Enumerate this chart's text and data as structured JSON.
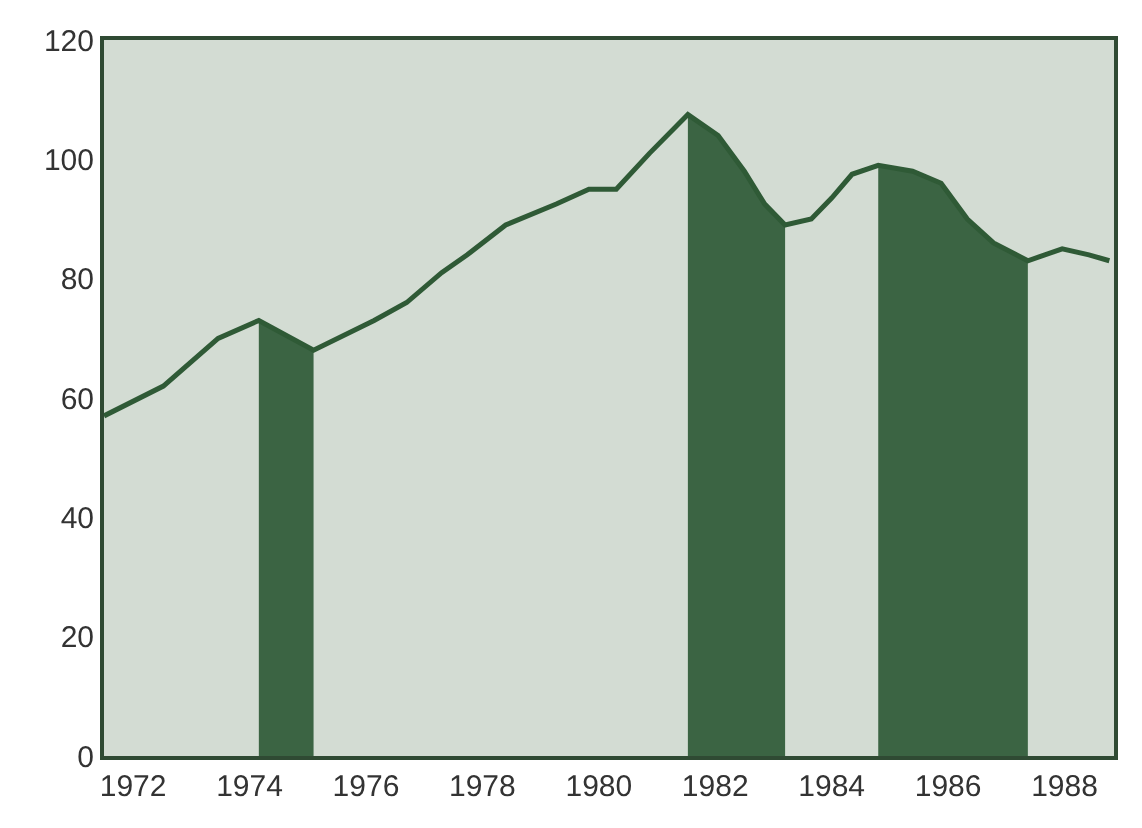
{
  "chart_data": {
    "type": "line",
    "xlim": [
      1971.5,
      1988.85
    ],
    "ylim": [
      0,
      120
    ],
    "xticks": [
      1972,
      1974,
      1976,
      1978,
      1980,
      1982,
      1984,
      1986,
      1988
    ],
    "yticks": [
      0,
      20,
      40,
      60,
      80,
      100,
      120
    ],
    "grid": false,
    "series": [
      {
        "type": "area",
        "color": "#3b6443",
        "x": [
          1974.16,
          1975.1
        ],
        "values": [
          73,
          68
        ]
      },
      {
        "type": "area",
        "color": "#3b6443",
        "x": [
          1981.53,
          1982.05,
          1982.5,
          1982.85,
          1983.2
        ],
        "values": [
          107.5,
          104,
          98,
          92.5,
          89
        ]
      },
      {
        "type": "area",
        "color": "#3b6443",
        "x": [
          1984.8,
          1985.39,
          1985.88,
          1986.33,
          1986.78,
          1987.37
        ],
        "values": [
          99,
          98,
          96,
          90,
          86,
          83
        ]
      },
      {
        "color": "#2f5a36",
        "x": [
          1971.5,
          1972.52,
          1973.46,
          1974.16,
          1975.1,
          1976.14,
          1976.7,
          1977.3,
          1977.74,
          1978.4,
          1979.27,
          1979.83,
          1980.3,
          1980.87,
          1981.53,
          1982.05,
          1982.5,
          1982.85,
          1983.2,
          1983.65,
          1984.0,
          1984.35,
          1984.8,
          1985.39,
          1985.88,
          1986.33,
          1986.78,
          1987.37,
          1987.96,
          1988.42,
          1988.77
        ],
        "values": [
          57,
          62,
          70,
          73,
          68,
          73,
          76,
          81,
          84,
          89,
          92.5,
          95,
          95,
          101,
          107.5,
          104,
          98,
          92.5,
          89,
          90,
          93.5,
          97.5,
          99,
          98,
          96,
          90,
          86,
          83,
          85,
          84,
          83
        ]
      }
    ]
  }
}
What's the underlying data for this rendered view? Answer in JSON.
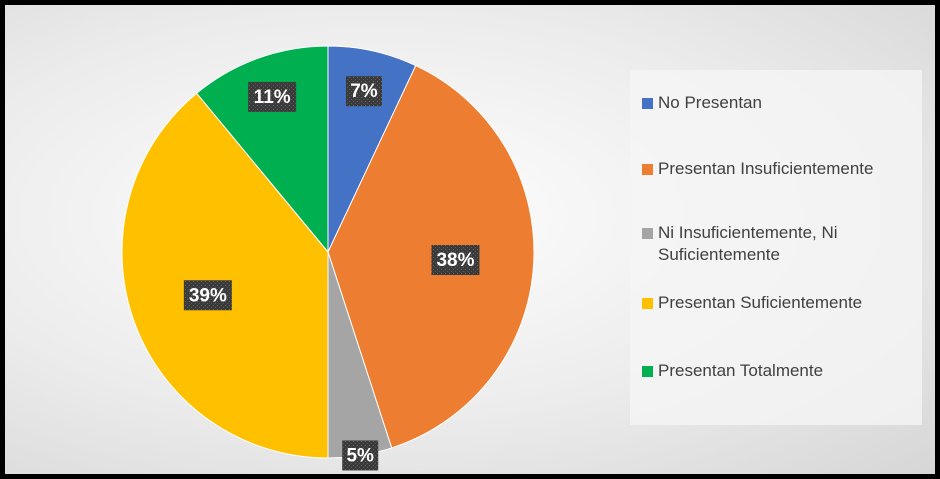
{
  "chart_data": {
    "type": "pie",
    "categories": [
      "No Presentan",
      "Presentan Insuficientemente",
      "Ni Insuficientemente, Ni Suficientemente",
      "Presentan Suficientemente",
      "Presentan Totalmente"
    ],
    "values": [
      7,
      38,
      5,
      39,
      11
    ],
    "value_labels": [
      "7%",
      "38%",
      "5%",
      "39%",
      "11%"
    ],
    "colors": [
      "#4472c4",
      "#ed7d31",
      "#a5a5a5",
      "#ffc000",
      "#00b050"
    ],
    "legend": "right"
  }
}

========

Which lines in the records above contain the string "Presentan"? Copy each one.

      "No Presentan",
      "Presentan Insuficientemente",
      "Presentan Suficientemente",
      "Presentan Totalmente"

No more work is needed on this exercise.